Give back the full material, exactly as it reads.
===== Entries =====
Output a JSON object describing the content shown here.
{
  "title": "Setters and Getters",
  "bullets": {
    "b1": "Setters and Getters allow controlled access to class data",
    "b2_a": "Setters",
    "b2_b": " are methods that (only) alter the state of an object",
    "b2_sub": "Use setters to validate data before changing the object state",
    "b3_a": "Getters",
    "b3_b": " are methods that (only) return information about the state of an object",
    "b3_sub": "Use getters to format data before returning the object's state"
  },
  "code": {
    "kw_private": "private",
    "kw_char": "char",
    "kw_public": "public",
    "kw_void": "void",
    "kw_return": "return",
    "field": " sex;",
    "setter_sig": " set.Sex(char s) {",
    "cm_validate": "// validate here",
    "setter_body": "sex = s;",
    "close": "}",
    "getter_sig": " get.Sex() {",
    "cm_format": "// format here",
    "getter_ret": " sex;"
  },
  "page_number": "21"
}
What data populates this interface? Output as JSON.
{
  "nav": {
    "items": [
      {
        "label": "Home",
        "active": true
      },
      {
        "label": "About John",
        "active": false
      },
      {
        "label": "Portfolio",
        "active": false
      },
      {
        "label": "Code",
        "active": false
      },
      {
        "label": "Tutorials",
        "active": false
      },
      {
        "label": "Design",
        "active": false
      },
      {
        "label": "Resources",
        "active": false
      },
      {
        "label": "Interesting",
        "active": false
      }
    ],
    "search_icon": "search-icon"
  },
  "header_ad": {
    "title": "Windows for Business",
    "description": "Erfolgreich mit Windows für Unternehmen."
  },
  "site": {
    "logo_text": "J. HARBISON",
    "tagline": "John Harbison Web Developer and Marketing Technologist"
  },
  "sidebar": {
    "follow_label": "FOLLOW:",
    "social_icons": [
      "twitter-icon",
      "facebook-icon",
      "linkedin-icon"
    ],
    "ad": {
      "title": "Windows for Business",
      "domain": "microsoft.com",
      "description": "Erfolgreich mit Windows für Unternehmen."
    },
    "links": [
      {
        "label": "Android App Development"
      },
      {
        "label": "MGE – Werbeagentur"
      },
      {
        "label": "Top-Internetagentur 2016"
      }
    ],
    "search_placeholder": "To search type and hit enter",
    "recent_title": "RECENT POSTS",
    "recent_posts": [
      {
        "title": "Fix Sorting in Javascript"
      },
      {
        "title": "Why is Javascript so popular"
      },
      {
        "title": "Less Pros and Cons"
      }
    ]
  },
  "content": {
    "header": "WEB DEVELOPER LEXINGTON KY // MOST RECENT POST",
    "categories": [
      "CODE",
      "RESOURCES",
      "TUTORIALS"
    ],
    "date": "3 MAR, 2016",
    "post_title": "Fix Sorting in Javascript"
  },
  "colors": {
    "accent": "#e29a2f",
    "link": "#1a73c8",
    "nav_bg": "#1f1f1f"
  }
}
=====
> [Complete output]:
Output a JSON object describing the content shown here.
{
  "title": "Setters and Getters",
  "bullets": {
    "b1": "Setters and Getters allow controlled access to class data",
    "b2_a": "Setters",
    "b2_b": " are methods that (only) alter the state of an object",
    "b2_sub": "Use setters to validate data before changing the object state",
    "b3_a": "Getters",
    "b3_b": " are methods that (only) return information about the state of an object",
    "b3_sub": "Use getters to format data before returning the object's state"
  },
  "code": {
    "kw_private": "private",
    "kw_char": "char",
    "kw_public": "public",
    "kw_void": "void",
    "kw_return": "return",
    "field": " sex;",
    "setter_sig": " set.Sex(char s) {",
    "cm_validate": "// validate here",
    "setter_body": "sex = s;",
    "close": "}",
    "getter_sig": " get.Sex() {",
    "cm_format": "// format here",
    "getter_ret": " sex;"
  },
  "page_number": "21"
}
What data populates this interface? Output as JSON.
{
  "nav": {
    "items": [
      {
        "label": "Home",
        "active": true
      },
      {
        "label": "About John",
        "active": false
      },
      {
        "label": "Portfolio",
        "active": false
      },
      {
        "label": "Code",
        "active": false
      },
      {
        "label": "Tutorials",
        "active": false
      },
      {
        "label": "Design",
        "active": false
      },
      {
        "label": "Resources",
        "active": false
      },
      {
        "label": "Interesting",
        "active": false
      }
    ],
    "search_icon": "search-icon"
  },
  "header_ad": {
    "title": "Windows for Business",
    "description": "Erfolgreich mit Windows für Unternehmen."
  },
  "site": {
    "logo_text": "J. HARBISON",
    "tagline": "John Harbison Web Developer and Marketing Technologist"
  },
  "sidebar": {
    "follow_label": "FOLLOW:",
    "social_icons": [
      "twitter-icon",
      "facebook-icon",
      "linkedin-icon"
    ],
    "ad": {
      "title": "Windows for Business",
      "domain": "microsoft.com",
      "description": "Erfolgreich mit Windows für Unternehmen."
    },
    "links": [
      {
        "label": "Android App Development"
      },
      {
        "label": "MGE – Werbeagentur"
      },
      {
        "label": "Top-Internetagentur 2016"
      }
    ],
    "search_placeholder": "To search type and hit enter",
    "recent_title": "RECENT POSTS",
    "recent_posts": [
      {
        "title": "Fix Sorting in Javascript"
      },
      {
        "title": "Why is Javascript so popular"
      },
      {
        "title": "Less Pros and Cons"
      }
    ]
  },
  "content": {
    "header": "WEB DEVELOPER LEXINGTON KY // MOST RECENT POST",
    "categories": [
      "CODE",
      "RESOURCES",
      "TUTORIALS"
    ],
    "date": "3 MAR, 2016",
    "post_title": "Fix Sorting in Javascript"
  },
  "colors": {
    "accent": "#e29a2f",
    "link": "#1a73c8",
    "nav_bg": "#1f1f1f"
  }
}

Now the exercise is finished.